Retype the records below exactly as they appear, but leave out any pictures.
##### RECORDS FOR THIS TASK
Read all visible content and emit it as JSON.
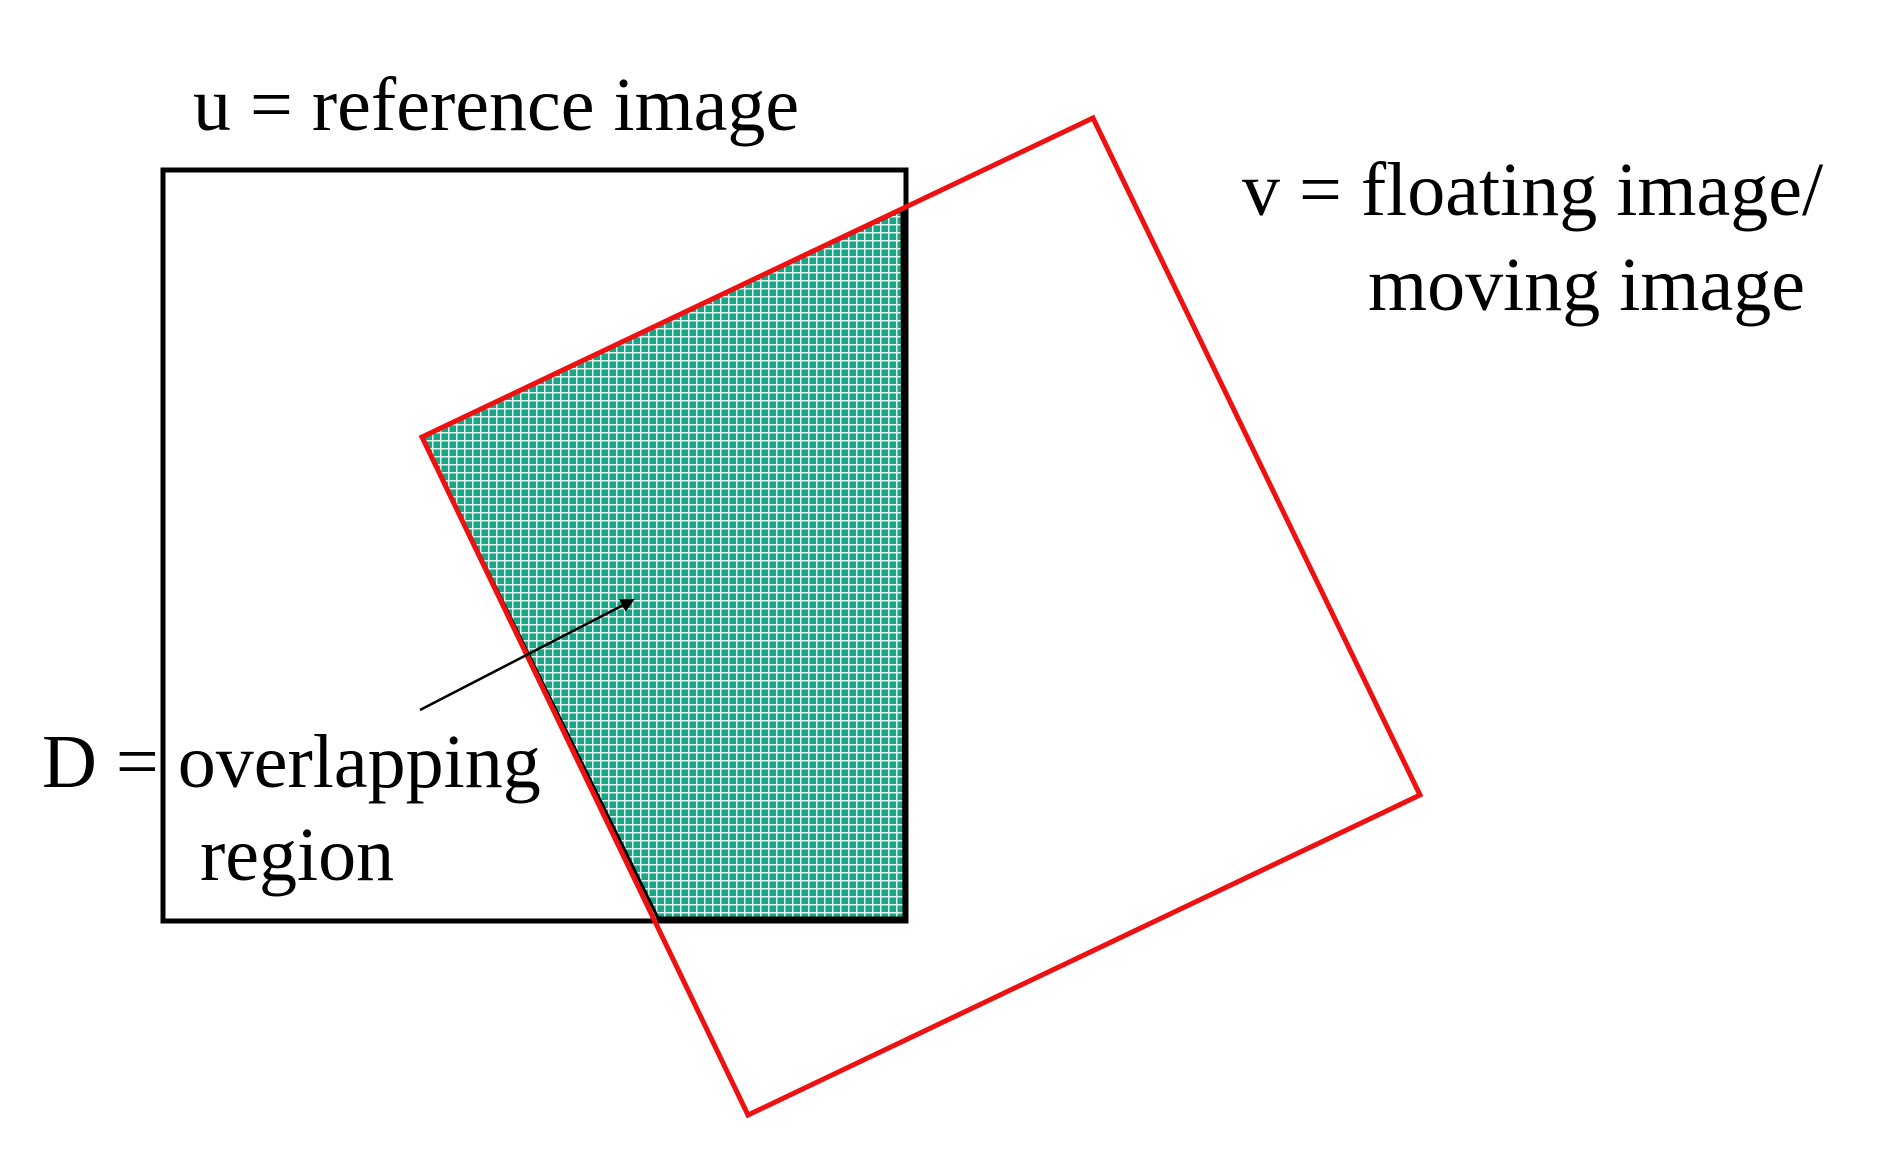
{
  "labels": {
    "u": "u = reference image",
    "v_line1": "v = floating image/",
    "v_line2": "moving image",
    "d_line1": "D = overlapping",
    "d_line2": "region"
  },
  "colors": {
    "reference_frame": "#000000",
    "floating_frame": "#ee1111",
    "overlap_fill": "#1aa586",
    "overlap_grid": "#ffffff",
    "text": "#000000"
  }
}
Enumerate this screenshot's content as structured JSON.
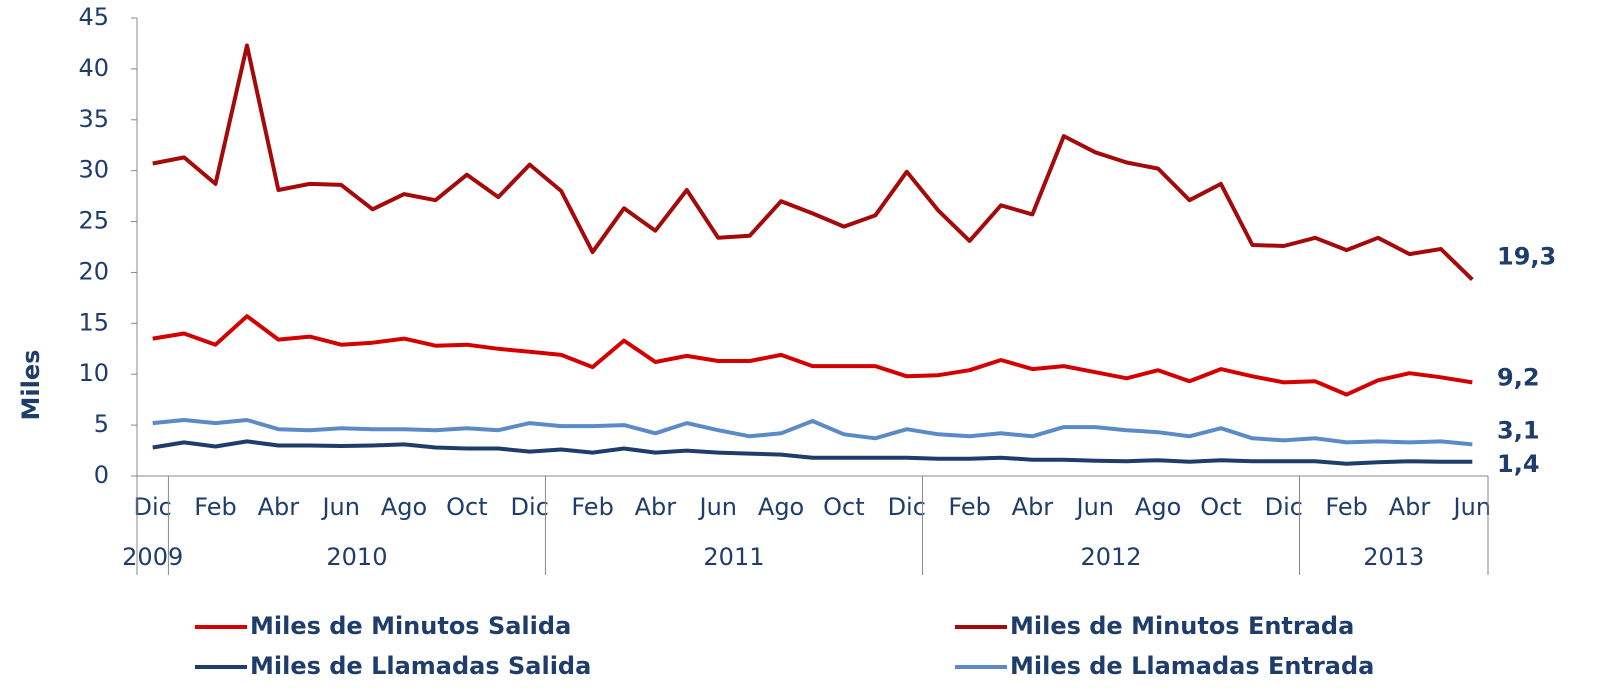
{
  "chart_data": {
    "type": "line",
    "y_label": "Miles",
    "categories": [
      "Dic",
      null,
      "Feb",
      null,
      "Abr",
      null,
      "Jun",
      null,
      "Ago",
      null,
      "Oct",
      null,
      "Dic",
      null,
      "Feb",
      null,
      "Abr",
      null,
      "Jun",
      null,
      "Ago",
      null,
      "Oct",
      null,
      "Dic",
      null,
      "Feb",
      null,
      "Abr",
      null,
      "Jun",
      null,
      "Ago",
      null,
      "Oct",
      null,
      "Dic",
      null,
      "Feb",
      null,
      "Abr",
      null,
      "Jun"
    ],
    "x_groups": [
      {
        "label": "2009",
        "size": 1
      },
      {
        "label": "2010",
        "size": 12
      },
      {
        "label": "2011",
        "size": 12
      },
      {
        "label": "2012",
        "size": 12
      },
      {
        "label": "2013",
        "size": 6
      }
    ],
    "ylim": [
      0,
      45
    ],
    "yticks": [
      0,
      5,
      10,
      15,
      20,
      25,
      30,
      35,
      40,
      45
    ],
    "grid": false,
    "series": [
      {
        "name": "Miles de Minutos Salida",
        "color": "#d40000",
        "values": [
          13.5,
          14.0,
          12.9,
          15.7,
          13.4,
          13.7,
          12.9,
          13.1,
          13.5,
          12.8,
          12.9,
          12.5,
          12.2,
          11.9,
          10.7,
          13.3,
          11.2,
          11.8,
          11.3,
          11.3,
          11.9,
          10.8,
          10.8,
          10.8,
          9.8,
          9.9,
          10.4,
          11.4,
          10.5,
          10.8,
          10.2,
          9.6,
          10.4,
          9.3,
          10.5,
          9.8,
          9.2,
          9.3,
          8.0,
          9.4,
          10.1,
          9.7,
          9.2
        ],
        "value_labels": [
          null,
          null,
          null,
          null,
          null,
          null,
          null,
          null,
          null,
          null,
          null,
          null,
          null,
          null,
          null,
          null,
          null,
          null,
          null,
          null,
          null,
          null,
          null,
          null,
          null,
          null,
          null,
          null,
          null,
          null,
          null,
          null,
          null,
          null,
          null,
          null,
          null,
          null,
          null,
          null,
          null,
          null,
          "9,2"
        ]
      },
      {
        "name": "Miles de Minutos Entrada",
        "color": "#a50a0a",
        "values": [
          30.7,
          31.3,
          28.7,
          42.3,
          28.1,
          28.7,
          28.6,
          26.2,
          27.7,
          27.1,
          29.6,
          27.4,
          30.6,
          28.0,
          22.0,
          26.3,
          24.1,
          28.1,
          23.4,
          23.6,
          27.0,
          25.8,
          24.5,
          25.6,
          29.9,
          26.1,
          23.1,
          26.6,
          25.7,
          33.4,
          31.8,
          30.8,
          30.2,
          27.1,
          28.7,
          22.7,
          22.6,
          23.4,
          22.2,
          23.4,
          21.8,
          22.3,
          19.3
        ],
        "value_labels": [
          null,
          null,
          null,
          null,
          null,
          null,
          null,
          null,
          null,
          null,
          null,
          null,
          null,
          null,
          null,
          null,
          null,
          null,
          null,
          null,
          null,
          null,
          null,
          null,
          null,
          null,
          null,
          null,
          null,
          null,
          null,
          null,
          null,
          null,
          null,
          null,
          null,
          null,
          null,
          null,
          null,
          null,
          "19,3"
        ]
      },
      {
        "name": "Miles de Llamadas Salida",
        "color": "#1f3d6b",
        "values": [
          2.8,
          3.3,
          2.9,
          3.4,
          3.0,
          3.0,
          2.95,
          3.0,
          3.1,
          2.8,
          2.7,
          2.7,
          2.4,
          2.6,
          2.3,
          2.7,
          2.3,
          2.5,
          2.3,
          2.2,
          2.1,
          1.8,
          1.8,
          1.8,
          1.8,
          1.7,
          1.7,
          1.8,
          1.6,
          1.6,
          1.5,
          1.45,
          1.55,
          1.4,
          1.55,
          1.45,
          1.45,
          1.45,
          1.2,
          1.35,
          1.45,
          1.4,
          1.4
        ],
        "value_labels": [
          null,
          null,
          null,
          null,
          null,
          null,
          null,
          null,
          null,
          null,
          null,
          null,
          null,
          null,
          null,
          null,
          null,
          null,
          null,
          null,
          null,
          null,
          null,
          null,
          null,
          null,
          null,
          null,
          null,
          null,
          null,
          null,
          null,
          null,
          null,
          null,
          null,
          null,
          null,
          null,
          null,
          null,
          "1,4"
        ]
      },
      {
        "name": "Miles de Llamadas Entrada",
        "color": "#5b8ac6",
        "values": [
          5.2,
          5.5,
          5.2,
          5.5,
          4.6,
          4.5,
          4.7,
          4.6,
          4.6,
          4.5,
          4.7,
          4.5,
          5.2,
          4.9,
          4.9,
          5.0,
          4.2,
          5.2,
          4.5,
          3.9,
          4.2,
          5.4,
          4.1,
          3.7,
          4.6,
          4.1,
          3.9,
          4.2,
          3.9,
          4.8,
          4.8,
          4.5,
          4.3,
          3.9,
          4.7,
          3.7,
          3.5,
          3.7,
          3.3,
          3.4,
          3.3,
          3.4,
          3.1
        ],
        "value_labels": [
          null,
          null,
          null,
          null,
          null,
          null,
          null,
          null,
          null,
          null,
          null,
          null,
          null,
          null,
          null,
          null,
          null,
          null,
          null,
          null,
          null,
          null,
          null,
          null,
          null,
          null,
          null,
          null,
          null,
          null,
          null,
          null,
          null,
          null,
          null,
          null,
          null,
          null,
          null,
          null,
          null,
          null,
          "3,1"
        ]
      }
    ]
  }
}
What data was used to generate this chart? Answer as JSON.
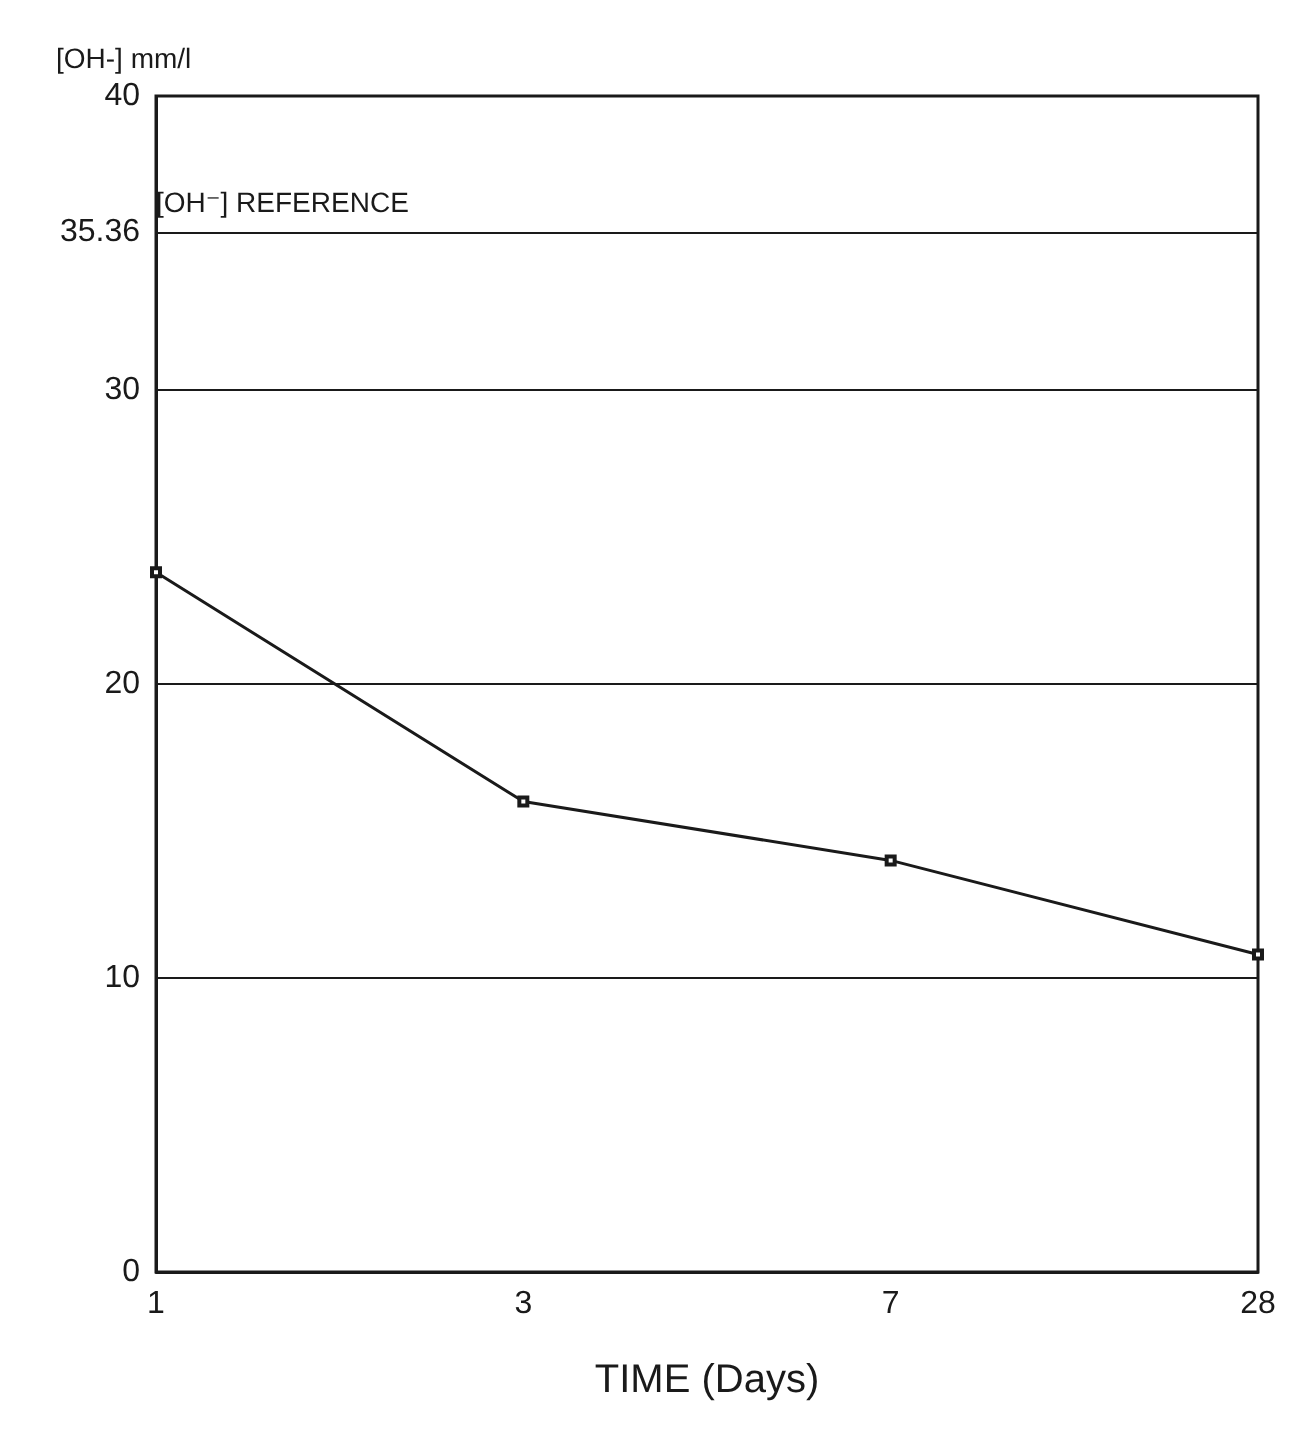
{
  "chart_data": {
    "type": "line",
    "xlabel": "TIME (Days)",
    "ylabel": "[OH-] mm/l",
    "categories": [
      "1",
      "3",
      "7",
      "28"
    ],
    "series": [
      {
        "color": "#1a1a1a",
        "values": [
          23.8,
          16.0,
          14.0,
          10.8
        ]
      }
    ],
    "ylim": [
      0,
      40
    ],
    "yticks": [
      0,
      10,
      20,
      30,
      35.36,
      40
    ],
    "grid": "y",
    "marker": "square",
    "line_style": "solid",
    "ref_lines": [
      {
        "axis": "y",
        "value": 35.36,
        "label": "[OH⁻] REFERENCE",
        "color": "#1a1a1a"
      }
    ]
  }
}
##########
> [ANSWER]:
Read all visible content and emit it as JSON.
{
  "labels": {
    "u": "u = reference image",
    "v_line1": "v = floating image/",
    "v_line2": "moving image",
    "d_line1": "D = overlapping",
    "d_line2": "region"
  },
  "colors": {
    "reference_frame": "#000000",
    "floating_frame": "#ee1111",
    "overlap_fill": "#1aa586",
    "overlap_grid": "#ffffff",
    "text": "#000000"
  }
}
Enumerate this screenshot's content as structured JSON.
{
  "chart_data": {
    "type": "line",
    "y_label": "Miles",
    "categories": [
      "Dic",
      null,
      "Feb",
      null,
      "Abr",
      null,
      "Jun",
      null,
      "Ago",
      null,
      "Oct",
      null,
      "Dic",
      null,
      "Feb",
      null,
      "Abr",
      null,
      "Jun",
      null,
      "Ago",
      null,
      "Oct",
      null,
      "Dic",
      null,
      "Feb",
      null,
      "Abr",
      null,
      "Jun",
      null,
      "Ago",
      null,
      "Oct",
      null,
      "Dic",
      null,
      "Feb",
      null,
      "Abr",
      null,
      "Jun"
    ],
    "x_groups": [
      {
        "label": "2009",
        "size": 1
      },
      {
        "label": "2010",
        "size": 12
      },
      {
        "label": "2011",
        "size": 12
      },
      {
        "label": "2012",
        "size": 12
      },
      {
        "label": "2013",
        "size": 6
      }
    ],
    "ylim": [
      0,
      45
    ],
    "yticks": [
      0,
      5,
      10,
      15,
      20,
      25,
      30,
      35,
      40,
      45
    ],
    "grid": false,
    "series": [
      {
        "name": "Miles de Minutos Salida",
        "color": "#d40000",
        "values": [
          13.5,
          14.0,
          12.9,
          15.7,
          13.4,
          13.7,
          12.9,
          13.1,
          13.5,
          12.8,
          12.9,
          12.5,
          12.2,
          11.9,
          10.7,
          13.3,
          11.2,
          11.8,
          11.3,
          11.3,
          11.9,
          10.8,
          10.8,
          10.8,
          9.8,
          9.9,
          10.4,
          11.4,
          10.5,
          10.8,
          10.2,
          9.6,
          10.4,
          9.3,
          10.5,
          9.8,
          9.2,
          9.3,
          8.0,
          9.4,
          10.1,
          9.7,
          9.2
        ],
        "value_labels": [
          null,
          null,
          null,
          null,
          null,
          null,
          null,
          null,
          null,
          null,
          null,
          null,
          null,
          null,
          null,
          null,
          null,
          null,
          null,
          null,
          null,
          null,
          null,
          null,
          null,
          null,
          null,
          null,
          null,
          null,
          null,
          null,
          null,
          null,
          null,
          null,
          null,
          null,
          null,
          null,
          null,
          null,
          "9,2"
        ]
      },
      {
        "name": "Miles de Minutos Entrada",
        "color": "#a50a0a",
        "values": [
          30.7,
          31.3,
          28.7,
          42.3,
          28.1,
          28.7,
          28.6,
          26.2,
          27.7,
          27.1,
          29.6,
          27.4,
          30.6,
          28.0,
          22.0,
          26.3,
          24.1,
          28.1,
          23.4,
          23.6,
          27.0,
          25.8,
          24.5,
          25.6,
          29.9,
          26.1,
          23.1,
          26.6,
          25.7,
          33.4,
          31.8,
          30.8,
          30.2,
          27.1,
          28.7,
          22.7,
          22.6,
          23.4,
          22.2,
          23.4,
          21.8,
          22.3,
          19.3
        ],
        "value_labels": [
          null,
          null,
          null,
          null,
          null,
          null,
          null,
          null,
          null,
          null,
          null,
          null,
          null,
          null,
          null,
          null,
          null,
          null,
          null,
          null,
          null,
          null,
          null,
          null,
          null,
          null,
          null,
          null,
          null,
          null,
          null,
          null,
          null,
          null,
          null,
          null,
          null,
          null,
          null,
          null,
          null,
          null,
          "19,3"
        ]
      },
      {
        "name": "Miles de Llamadas Salida",
        "color": "#1f3d6b",
        "values": [
          2.8,
          3.3,
          2.9,
          3.4,
          3.0,
          3.0,
          2.95,
          3.0,
          3.1,
          2.8,
          2.7,
          2.7,
          2.4,
          2.6,
          2.3,
          2.7,
          2.3,
          2.5,
          2.3,
          2.2,
          2.1,
          1.8,
          1.8,
          1.8,
          1.8,
          1.7,
          1.7,
          1.8,
          1.6,
          1.6,
          1.5,
          1.45,
          1.55,
          1.4,
          1.55,
          1.45,
          1.45,
          1.45,
          1.2,
          1.35,
          1.45,
          1.4,
          1.4
        ],
        "value_labels": [
          null,
          null,
          null,
          null,
          null,
          null,
          null,
          null,
          null,
          null,
          null,
          null,
          null,
          null,
          null,
          null,
          null,
          null,
          null,
          null,
          null,
          null,
          null,
          null,
          null,
          null,
          null,
          null,
          null,
          null,
          null,
          null,
          null,
          null,
          null,
          null,
          null,
          null,
          null,
          null,
          null,
          null,
          "1,4"
        ]
      },
      {
        "name": "Miles de Llamadas Entrada",
        "color": "#5b8ac6",
        "values": [
          5.2,
          5.5,
          5.2,
          5.5,
          4.6,
          4.5,
          4.7,
          4.6,
          4.6,
          4.5,
          4.7,
          4.5,
          5.2,
          4.9,
          4.9,
          5.0,
          4.2,
          5.2,
          4.5,
          3.9,
          4.2,
          5.4,
          4.1,
          3.7,
          4.6,
          4.1,
          3.9,
          4.2,
          3.9,
          4.8,
          4.8,
          4.5,
          4.3,
          3.9,
          4.7,
          3.7,
          3.5,
          3.7,
          3.3,
          3.4,
          3.3,
          3.4,
          3.1
        ],
        "value_labels": [
          null,
          null,
          null,
          null,
          null,
          null,
          null,
          null,
          null,
          null,
          null,
          null,
          null,
          null,
          null,
          null,
          null,
          null,
          null,
          null,
          null,
          null,
          null,
          null,
          null,
          null,
          null,
          null,
          null,
          null,
          null,
          null,
          null,
          null,
          null,
          null,
          null,
          null,
          null,
          null,
          null,
          null,
          "3,1"
        ]
      }
    ]
  }
}
What data was used to generate this chart? Answer as JSON.
{
  "chart_data": {
    "type": "line",
    "xlabel": "TIME (Days)",
    "ylabel": "[OH-] mm/l",
    "categories": [
      "1",
      "3",
      "7",
      "28"
    ],
    "series": [
      {
        "color": "#1a1a1a",
        "values": [
          23.8,
          16.0,
          14.0,
          10.8
        ]
      }
    ],
    "ylim": [
      0,
      40
    ],
    "yticks": [
      0,
      10,
      20,
      30,
      35.36,
      40
    ],
    "grid": "y",
    "marker": "square",
    "line_style": "solid",
    "ref_lines": [
      {
        "axis": "y",
        "value": 35.36,
        "label": "[OH⁻] REFERENCE",
        "color": "#1a1a1a"
      }
    ]
  }
}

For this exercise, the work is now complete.